[Required work] Pictures do not belong in the copy; quote every entry below exactly.

(Data records)
------------------------------------

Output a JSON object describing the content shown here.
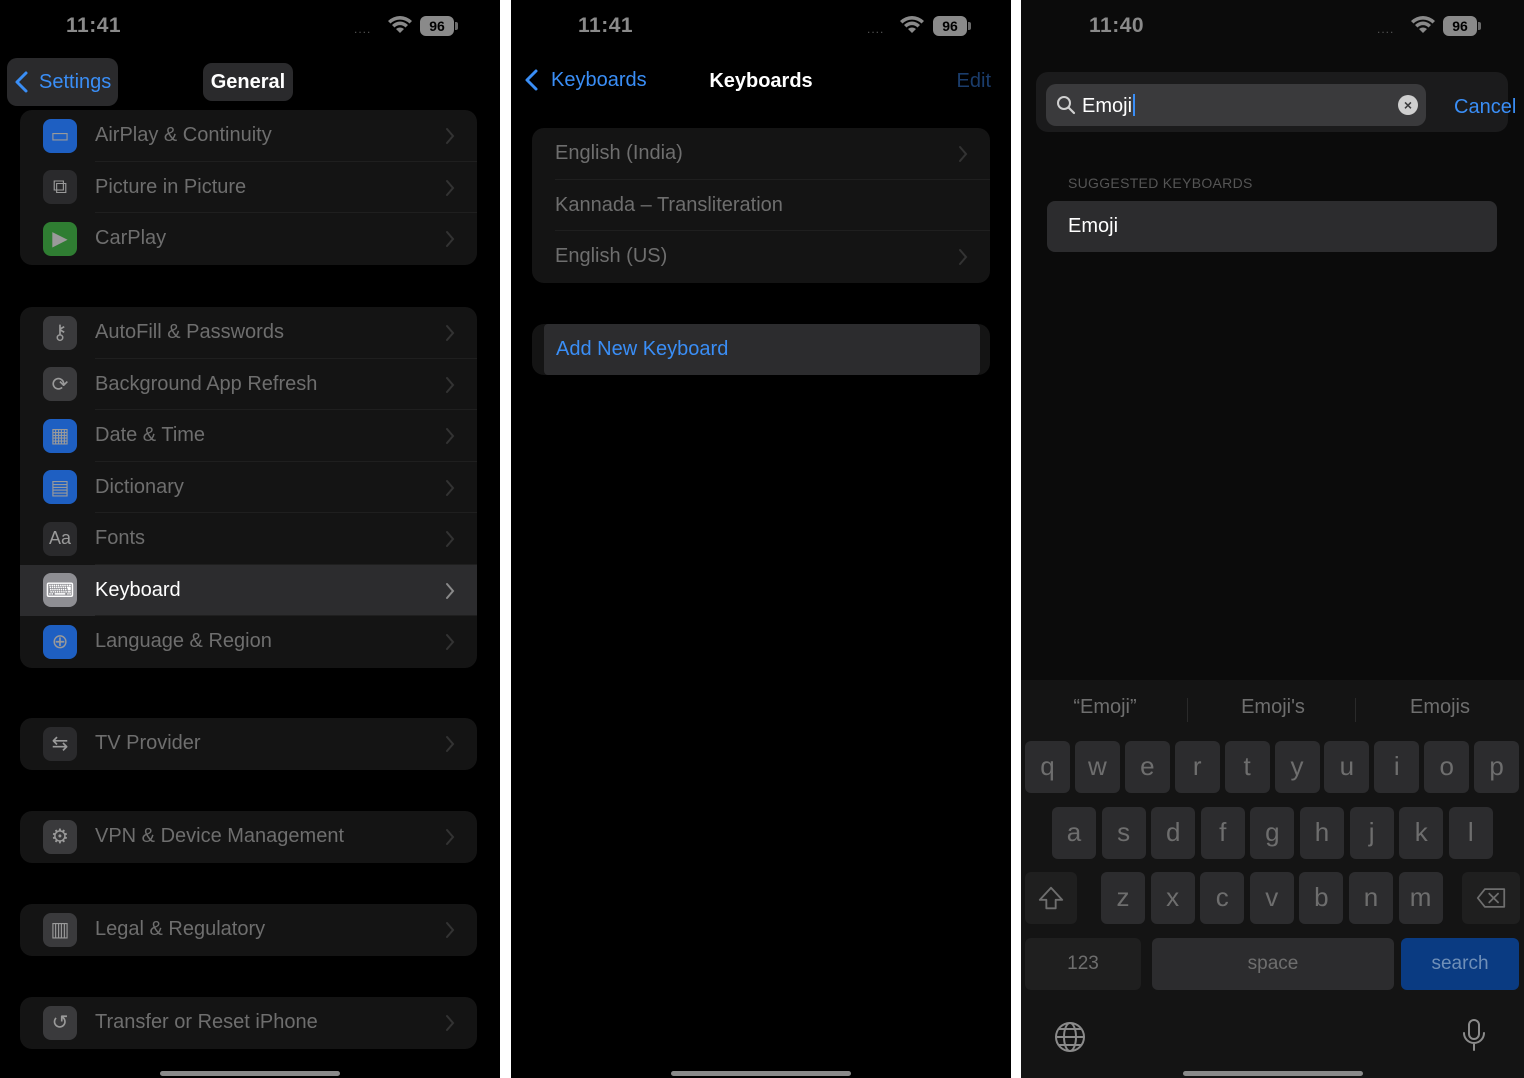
{
  "panel1": {
    "status": {
      "time": "11:41",
      "signal": "....",
      "battery": "96"
    },
    "nav": {
      "back_label": "Settings",
      "title": "General"
    },
    "groups": [
      [
        {
          "label": "AirPlay & Continuity",
          "icon": "airplay-icon",
          "color": "#1e5fc2"
        },
        {
          "label": "Picture in Picture",
          "icon": "picture-in-picture-icon",
          "color": "#2a2a2c"
        },
        {
          "label": "CarPlay",
          "icon": "carplay-icon",
          "color": "#2f7d32"
        }
      ],
      [
        {
          "label": "AutoFill & Passwords",
          "icon": "key-icon",
          "color": "#3a3a3c"
        },
        {
          "label": "Background App Refresh",
          "icon": "refresh-icon",
          "color": "#3a3a3c"
        },
        {
          "label": "Date & Time",
          "icon": "calendar-icon",
          "color": "#1e5fc2"
        },
        {
          "label": "Dictionary",
          "icon": "book-icon",
          "color": "#1e5fc2"
        },
        {
          "label": "Fonts",
          "icon": "fonts-icon",
          "color": "#2a2a2c"
        },
        {
          "label": "Keyboard",
          "icon": "keyboard-icon",
          "color": "#8e8e93",
          "active": true
        },
        {
          "label": "Language & Region",
          "icon": "globe-icon",
          "color": "#1e5fc2"
        }
      ],
      [
        {
          "label": "TV Provider",
          "icon": "tv-provider-icon",
          "color": "#2a2a2c"
        }
      ],
      [
        {
          "label": "VPN & Device Management",
          "icon": "gear-icon",
          "color": "#3a3a3c"
        }
      ],
      [
        {
          "label": "Legal & Regulatory",
          "icon": "legal-icon",
          "color": "#3a3a3c"
        }
      ],
      [
        {
          "label": "Transfer or Reset iPhone",
          "icon": "reset-icon",
          "color": "#3a3a3c"
        }
      ]
    ]
  },
  "panel2": {
    "status": {
      "time": "11:41",
      "signal": "....",
      "battery": "96"
    },
    "nav": {
      "back_label": "Keyboards",
      "title": "Keyboards",
      "edit_label": "Edit"
    },
    "keyboards": [
      {
        "label": "English (India)",
        "chevron": true
      },
      {
        "label": "Kannada – Transliteration",
        "chevron": false
      },
      {
        "label": "English (US)",
        "chevron": true
      }
    ],
    "add_label": "Add New Keyboard"
  },
  "panel3": {
    "status": {
      "time": "11:40",
      "signal": "....",
      "battery": "96"
    },
    "search": {
      "value": "Emoji",
      "cancel_label": "Cancel"
    },
    "section_header": "SUGGESTED KEYBOARDS",
    "suggestion": "Emoji",
    "predictions": [
      "“Emoji”",
      "Emoji's",
      "Emojis"
    ],
    "rows": {
      "row1": [
        "q",
        "w",
        "e",
        "r",
        "t",
        "y",
        "u",
        "i",
        "o",
        "p"
      ],
      "row2": [
        "a",
        "s",
        "d",
        "f",
        "g",
        "h",
        "j",
        "k",
        "l"
      ],
      "row3": [
        "z",
        "x",
        "c",
        "v",
        "b",
        "n",
        "m"
      ]
    },
    "keys": {
      "numbers": "123",
      "space": "space",
      "search": "search"
    }
  }
}
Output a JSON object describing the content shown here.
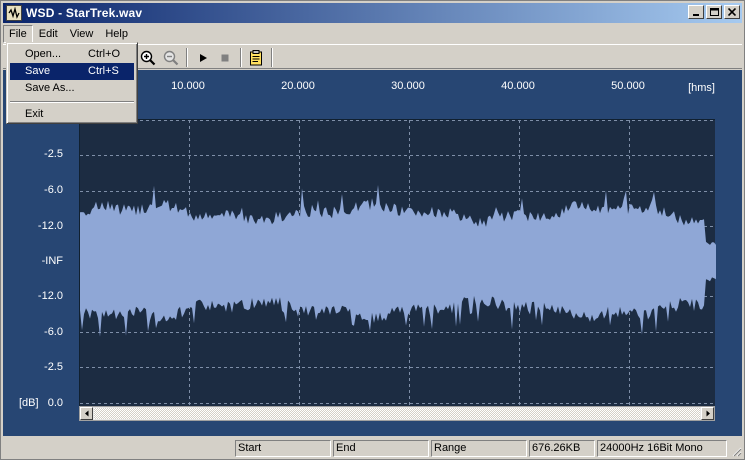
{
  "window": {
    "title": "WSD - StarTrek.wav"
  },
  "menu": [
    "File",
    "Edit",
    "View",
    "Help"
  ],
  "file_menu": {
    "items": [
      {
        "label": "Open...",
        "shortcut": "Ctrl+O"
      },
      {
        "label": "Save",
        "shortcut": "Ctrl+S"
      },
      {
        "label": "Save As...",
        "shortcut": ""
      },
      {
        "label": "Exit",
        "shortcut": ""
      }
    ],
    "highlighted": "Save"
  },
  "toolbar": {
    "icons": [
      "zoom-in-icon",
      "zoom-out-icon",
      "play-icon",
      "stop-icon",
      "properties-icon"
    ]
  },
  "waveform": {
    "time_ticks": [
      "10.000",
      "20.000",
      "30.000",
      "40.000",
      "50.000"
    ],
    "time_unit": "[hms]",
    "db_ticks": [
      "-2.5",
      "-6.0",
      "-12.0",
      "-INF",
      "-12.0",
      "-6.0",
      "-2.5",
      "0.0"
    ],
    "db_unit": "[dB]"
  },
  "statusbar": {
    "start": "Start",
    "end": "End",
    "range": "Range",
    "size": "676.26KB",
    "format": "24000Hz 16Bit Mono"
  },
  "colors": {
    "background": "#274673",
    "plot": "#1c2c42",
    "wave": "#8fa7d6",
    "titlebar": "#0a246a",
    "highlight": "#0a246a"
  }
}
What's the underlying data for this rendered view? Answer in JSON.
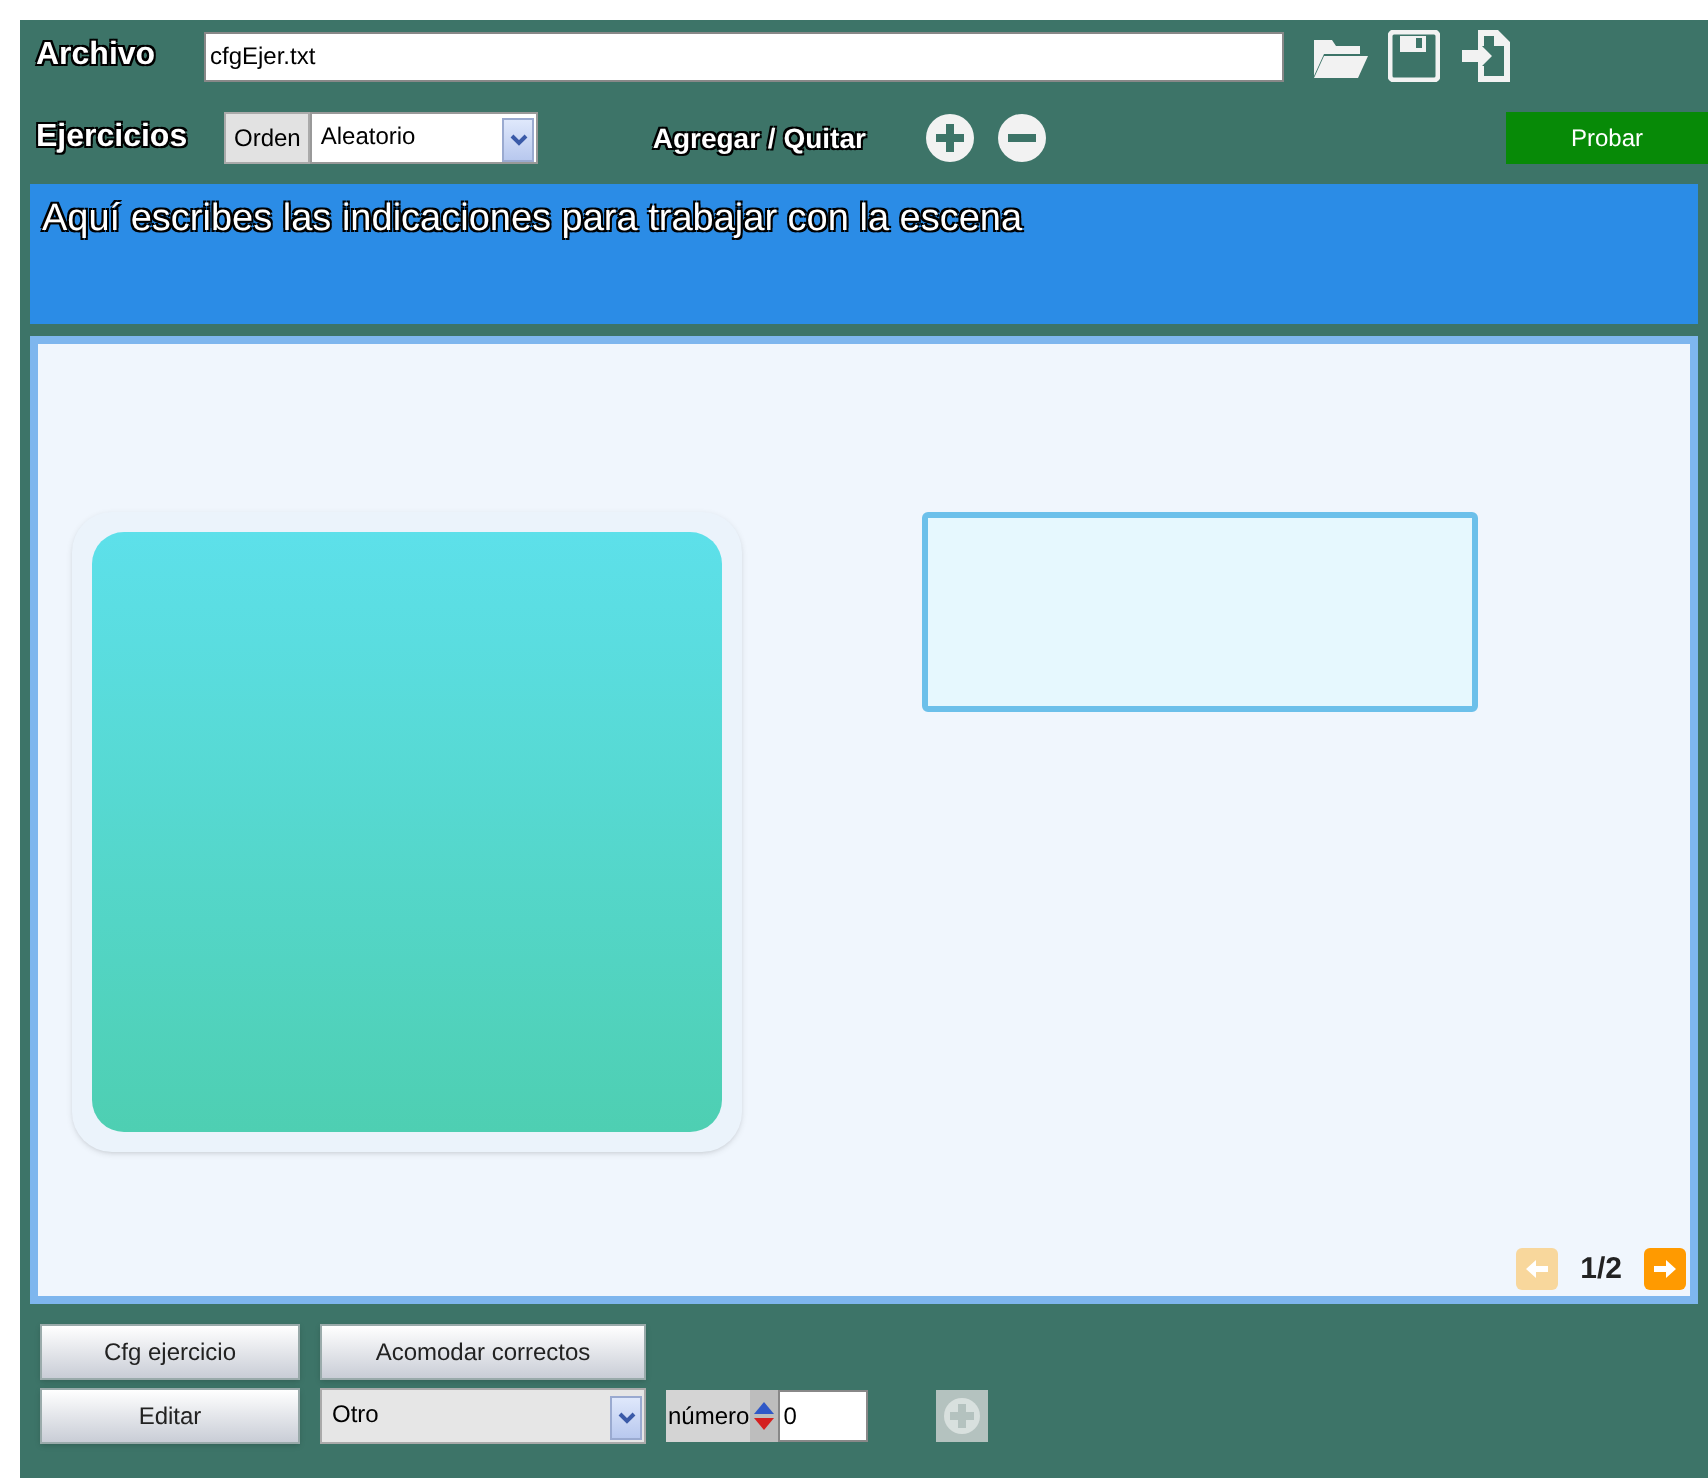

------------------------------------

[Finished exercise]
Output a JSON object describing the content shown here.
{
  "panel1": {
    "status": {
      "time": "11:41",
      "signal": "....",
      "battery": "96"
    },
    "nav": {
      "back_label": "Settings",
      "title": "General"
    },
    "groups": [
      [
        {
          "label": "AirPlay & Continuity",
          "icon": "airplay-icon",
          "color": "#1e5fc2"
        },
        {
          "label": "Picture in Picture",
          "icon": "picture-in-picture-icon",
          "color": "#2a2a2c"
        },
        {
          "label": "CarPlay",
          "icon": "carplay-icon",
          "color": "#2f7d32"
        }
      ],
      [
        {
          "label": "AutoFill & Passwords",
          "icon": "key-icon",
          "color": "#3a3a3c"
        },
        {
          "label": "Background App Refresh",
          "icon": "refresh-icon",
          "color": "#3a3a3c"
        },
        {
          "label": "Date & Time",
          "icon": "calendar-icon",
          "color": "#1e5fc2"
        },
        {
          "label": "Dictionary",
          "icon": "book-icon",
          "color": "#1e5fc2"
        },
        {
          "label": "Fonts",
          "icon": "fonts-icon",
          "color": "#2a2a2c"
        },
        {
          "label": "Keyboard",
          "icon": "keyboard-icon",
          "color": "#8e8e93",
          "active": true
        },
        {
          "label": "Language & Region",
          "icon": "globe-icon",
          "color": "#1e5fc2"
        }
      ],
      [
        {
          "label": "TV Provider",
          "icon": "tv-provider-icon",
          "color": "#2a2a2c"
        }
      ],
      [
        {
          "label": "VPN & Device Management",
          "icon": "gear-icon",
          "color": "#3a3a3c"
        }
      ],
      [
        {
          "label": "Legal & Regulatory",
          "icon": "legal-icon",
          "color": "#3a3a3c"
        }
      ],
      [
        {
          "label": "Transfer or Reset iPhone",
          "icon": "reset-icon",
          "color": "#3a3a3c"
        }
      ]
    ]
  },
  "panel2": {
    "status": {
      "time": "11:41",
      "signal": "....",
      "battery": "96"
    },
    "nav": {
      "back_label": "Keyboards",
      "title": "Keyboards",
      "edit_label": "Edit"
    },
    "keyboards": [
      {
        "label": "English (India)",
        "chevron": true
      },
      {
        "label": "Kannada – Transliteration",
        "chevron": false
      },
      {
        "label": "English (US)",
        "chevron": true
      }
    ],
    "add_label": "Add New Keyboard"
  },
  "panel3": {
    "status": {
      "time": "11:40",
      "signal": "....",
      "battery": "96"
    },
    "search": {
      "value": "Emoji",
      "cancel_label": "Cancel"
    },
    "section_header": "SUGGESTED KEYBOARDS",
    "suggestion": "Emoji",
    "predictions": [
      "“Emoji”",
      "Emoji's",
      "Emojis"
    ],
    "rows": {
      "row1": [
        "q",
        "w",
        "e",
        "r",
        "t",
        "y",
        "u",
        "i",
        "o",
        "p"
      ],
      "row2": [
        "a",
        "s",
        "d",
        "f",
        "g",
        "h",
        "j",
        "k",
        "l"
      ],
      "row3": [
        "z",
        "x",
        "c",
        "v",
        "b",
        "n",
        "m"
      ]
    },
    "keys": {
      "numbers": "123",
      "space": "space",
      "search": "search"
    }
  }
}
Output a JSON object describing the content shown here.
{
  "window": {
    "title": "WSD - StarTrek.wav"
  },
  "menu": [
    "File",
    "Edit",
    "View",
    "Help"
  ],
  "file_menu": {
    "items": [
      {
        "label": "Open...",
        "shortcut": "Ctrl+O"
      },
      {
        "label": "Save",
        "shortcut": "Ctrl+S"
      },
      {
        "label": "Save As...",
        "shortcut": ""
      },
      {
        "label": "Exit",
        "shortcut": ""
      }
    ],
    "highlighted": "Save"
  },
  "toolbar": {
    "icons": [
      "zoom-in-icon",
      "zoom-out-icon",
      "play-icon",
      "stop-icon",
      "properties-icon"
    ]
  },
  "waveform": {
    "time_ticks": [
      "10.000",
      "20.000",
      "30.000",
      "40.000",
      "50.000"
    ],
    "time_unit": "[hms]",
    "db_ticks": [
      "-2.5",
      "-6.0",
      "-12.0",
      "-INF",
      "-12.0",
      "-6.0",
      "-2.5",
      "0.0"
    ],
    "db_unit": "[dB]"
  },
  "statusbar": {
    "start": "Start",
    "end": "End",
    "range": "Range",
    "size": "676.26KB",
    "format": "24000Hz 16Bit Mono"
  },
  "colors": {
    "background": "#274673",
    "plot": "#1c2c42",
    "wave": "#8fa7d6",
    "titlebar": "#0a246a",
    "highlight": "#0a246a"
  }
}
What's the underlying data for this rendered view? Answer in JSON.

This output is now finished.